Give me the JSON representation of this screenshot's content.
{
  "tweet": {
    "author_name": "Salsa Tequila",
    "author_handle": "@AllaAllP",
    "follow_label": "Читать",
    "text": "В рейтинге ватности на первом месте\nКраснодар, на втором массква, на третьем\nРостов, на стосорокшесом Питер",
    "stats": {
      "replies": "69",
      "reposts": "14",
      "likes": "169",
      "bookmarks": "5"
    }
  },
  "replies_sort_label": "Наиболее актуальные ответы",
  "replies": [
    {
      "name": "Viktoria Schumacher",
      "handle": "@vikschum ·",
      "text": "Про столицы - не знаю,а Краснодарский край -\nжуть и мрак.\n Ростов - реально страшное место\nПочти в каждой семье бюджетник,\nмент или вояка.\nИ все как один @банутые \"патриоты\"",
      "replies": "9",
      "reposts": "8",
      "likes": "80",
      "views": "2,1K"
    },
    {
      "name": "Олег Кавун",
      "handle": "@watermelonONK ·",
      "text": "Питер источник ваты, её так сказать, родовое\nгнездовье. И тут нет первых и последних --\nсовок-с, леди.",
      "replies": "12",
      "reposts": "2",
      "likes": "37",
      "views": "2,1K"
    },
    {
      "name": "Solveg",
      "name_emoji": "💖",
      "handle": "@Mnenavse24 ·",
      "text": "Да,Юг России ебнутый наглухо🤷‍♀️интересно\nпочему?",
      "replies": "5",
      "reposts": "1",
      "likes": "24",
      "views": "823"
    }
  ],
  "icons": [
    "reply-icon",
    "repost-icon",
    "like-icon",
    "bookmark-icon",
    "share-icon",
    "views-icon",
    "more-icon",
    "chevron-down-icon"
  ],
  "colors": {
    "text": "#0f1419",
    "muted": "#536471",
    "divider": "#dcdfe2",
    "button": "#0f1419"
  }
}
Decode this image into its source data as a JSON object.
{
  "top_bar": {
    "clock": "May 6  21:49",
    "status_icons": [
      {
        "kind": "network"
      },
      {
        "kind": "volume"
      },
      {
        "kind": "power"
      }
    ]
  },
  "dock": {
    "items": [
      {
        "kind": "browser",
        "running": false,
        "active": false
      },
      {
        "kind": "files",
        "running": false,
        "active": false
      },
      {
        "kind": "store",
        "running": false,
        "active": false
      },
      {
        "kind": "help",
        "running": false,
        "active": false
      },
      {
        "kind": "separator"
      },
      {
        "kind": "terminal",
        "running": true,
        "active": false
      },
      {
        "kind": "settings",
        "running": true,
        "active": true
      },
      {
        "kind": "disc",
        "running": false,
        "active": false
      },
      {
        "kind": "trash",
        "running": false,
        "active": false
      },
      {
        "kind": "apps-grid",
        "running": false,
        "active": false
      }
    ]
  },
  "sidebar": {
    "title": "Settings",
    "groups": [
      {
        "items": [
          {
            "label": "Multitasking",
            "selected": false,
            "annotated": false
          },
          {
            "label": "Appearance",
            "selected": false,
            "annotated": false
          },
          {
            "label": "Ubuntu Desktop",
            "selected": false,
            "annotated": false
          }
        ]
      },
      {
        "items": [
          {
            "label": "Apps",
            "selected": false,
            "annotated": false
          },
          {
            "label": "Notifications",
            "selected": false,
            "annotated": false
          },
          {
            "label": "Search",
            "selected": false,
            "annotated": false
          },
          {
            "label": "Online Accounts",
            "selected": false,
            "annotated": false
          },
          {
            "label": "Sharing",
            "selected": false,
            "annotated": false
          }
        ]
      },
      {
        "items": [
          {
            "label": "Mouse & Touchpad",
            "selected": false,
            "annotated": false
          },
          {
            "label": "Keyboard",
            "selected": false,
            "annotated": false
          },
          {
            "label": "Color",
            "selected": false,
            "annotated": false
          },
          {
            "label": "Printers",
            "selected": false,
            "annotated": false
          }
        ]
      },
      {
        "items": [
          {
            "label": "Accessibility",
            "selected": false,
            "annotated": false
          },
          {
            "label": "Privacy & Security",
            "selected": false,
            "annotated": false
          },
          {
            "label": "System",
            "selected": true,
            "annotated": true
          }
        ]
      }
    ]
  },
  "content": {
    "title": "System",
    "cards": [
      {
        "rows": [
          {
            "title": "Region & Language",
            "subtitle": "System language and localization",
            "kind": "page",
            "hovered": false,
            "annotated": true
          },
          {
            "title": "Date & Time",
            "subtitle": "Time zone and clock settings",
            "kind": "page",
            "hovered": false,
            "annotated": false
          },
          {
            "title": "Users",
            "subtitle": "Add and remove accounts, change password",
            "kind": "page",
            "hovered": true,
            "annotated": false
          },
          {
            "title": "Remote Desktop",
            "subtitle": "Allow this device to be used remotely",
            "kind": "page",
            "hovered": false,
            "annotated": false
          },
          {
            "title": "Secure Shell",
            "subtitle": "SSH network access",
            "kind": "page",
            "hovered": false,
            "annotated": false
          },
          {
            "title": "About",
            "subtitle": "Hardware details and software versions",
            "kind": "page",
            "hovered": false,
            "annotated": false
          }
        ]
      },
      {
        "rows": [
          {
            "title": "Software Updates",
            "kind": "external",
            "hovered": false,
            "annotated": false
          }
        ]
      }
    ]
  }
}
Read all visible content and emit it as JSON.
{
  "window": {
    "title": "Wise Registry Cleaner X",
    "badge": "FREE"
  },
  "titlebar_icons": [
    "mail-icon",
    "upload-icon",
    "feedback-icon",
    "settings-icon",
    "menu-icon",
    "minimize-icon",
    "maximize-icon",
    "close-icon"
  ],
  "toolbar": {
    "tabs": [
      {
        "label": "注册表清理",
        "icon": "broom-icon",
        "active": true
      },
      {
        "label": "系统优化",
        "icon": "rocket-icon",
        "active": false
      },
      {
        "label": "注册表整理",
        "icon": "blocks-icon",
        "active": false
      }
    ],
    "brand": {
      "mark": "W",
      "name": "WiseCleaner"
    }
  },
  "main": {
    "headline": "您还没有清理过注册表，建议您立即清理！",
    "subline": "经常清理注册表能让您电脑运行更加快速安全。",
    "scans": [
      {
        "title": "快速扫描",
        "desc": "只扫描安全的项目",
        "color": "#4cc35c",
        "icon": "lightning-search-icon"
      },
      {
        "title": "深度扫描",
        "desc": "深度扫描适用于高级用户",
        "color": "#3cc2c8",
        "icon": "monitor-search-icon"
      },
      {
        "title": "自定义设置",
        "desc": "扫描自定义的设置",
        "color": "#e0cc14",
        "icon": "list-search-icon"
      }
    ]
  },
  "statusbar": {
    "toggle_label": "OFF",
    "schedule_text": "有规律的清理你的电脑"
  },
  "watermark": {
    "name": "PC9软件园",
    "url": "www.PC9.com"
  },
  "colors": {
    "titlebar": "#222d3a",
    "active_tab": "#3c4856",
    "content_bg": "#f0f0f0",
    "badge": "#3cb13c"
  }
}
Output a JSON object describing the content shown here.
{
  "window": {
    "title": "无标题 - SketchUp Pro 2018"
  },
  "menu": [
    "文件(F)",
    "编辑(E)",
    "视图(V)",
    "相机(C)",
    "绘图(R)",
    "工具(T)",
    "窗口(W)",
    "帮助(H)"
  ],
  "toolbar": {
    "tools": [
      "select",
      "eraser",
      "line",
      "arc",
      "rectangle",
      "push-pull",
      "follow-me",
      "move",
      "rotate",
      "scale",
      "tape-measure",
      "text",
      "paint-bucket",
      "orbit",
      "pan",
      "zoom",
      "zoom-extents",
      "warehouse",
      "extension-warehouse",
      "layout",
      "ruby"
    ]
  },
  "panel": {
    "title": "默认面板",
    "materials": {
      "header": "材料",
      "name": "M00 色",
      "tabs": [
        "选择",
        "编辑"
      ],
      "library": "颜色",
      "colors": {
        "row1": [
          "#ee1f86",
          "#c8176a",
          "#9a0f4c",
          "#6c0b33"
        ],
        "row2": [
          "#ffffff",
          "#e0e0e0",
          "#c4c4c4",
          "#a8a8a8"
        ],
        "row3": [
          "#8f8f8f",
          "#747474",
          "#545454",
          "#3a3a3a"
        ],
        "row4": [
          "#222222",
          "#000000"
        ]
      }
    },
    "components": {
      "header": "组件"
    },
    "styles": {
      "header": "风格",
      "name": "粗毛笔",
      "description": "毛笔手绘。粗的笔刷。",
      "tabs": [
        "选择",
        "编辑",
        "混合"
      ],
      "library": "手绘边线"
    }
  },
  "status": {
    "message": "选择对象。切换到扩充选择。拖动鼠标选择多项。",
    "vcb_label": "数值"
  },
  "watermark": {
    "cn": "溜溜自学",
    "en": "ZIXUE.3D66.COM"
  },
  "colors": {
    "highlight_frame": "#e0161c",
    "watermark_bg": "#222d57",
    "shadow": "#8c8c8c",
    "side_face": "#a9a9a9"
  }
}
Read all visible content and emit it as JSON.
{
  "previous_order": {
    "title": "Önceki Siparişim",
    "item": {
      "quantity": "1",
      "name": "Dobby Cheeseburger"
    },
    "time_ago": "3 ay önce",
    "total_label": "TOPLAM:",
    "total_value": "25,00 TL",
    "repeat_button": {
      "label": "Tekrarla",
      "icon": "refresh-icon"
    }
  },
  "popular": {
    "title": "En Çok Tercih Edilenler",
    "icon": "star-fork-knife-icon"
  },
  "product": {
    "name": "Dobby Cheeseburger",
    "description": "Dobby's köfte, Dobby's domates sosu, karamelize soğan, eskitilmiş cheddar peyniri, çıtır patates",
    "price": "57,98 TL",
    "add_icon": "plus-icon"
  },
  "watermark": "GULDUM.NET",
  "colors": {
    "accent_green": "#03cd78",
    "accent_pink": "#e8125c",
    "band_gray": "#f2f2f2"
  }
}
::::
- _TO BE DONE_: Look over the records above and copy each line that includes the string "Dobby".

- _RESULT_:
      "name": "Dobby Cheeseburger"
    "name": "Dobby Cheeseburger",
    "description": "Dobby's köfte, Dobby's domates sosu, karamelize soğan, eskitilmiş cheddar peyniri, çıtır patates",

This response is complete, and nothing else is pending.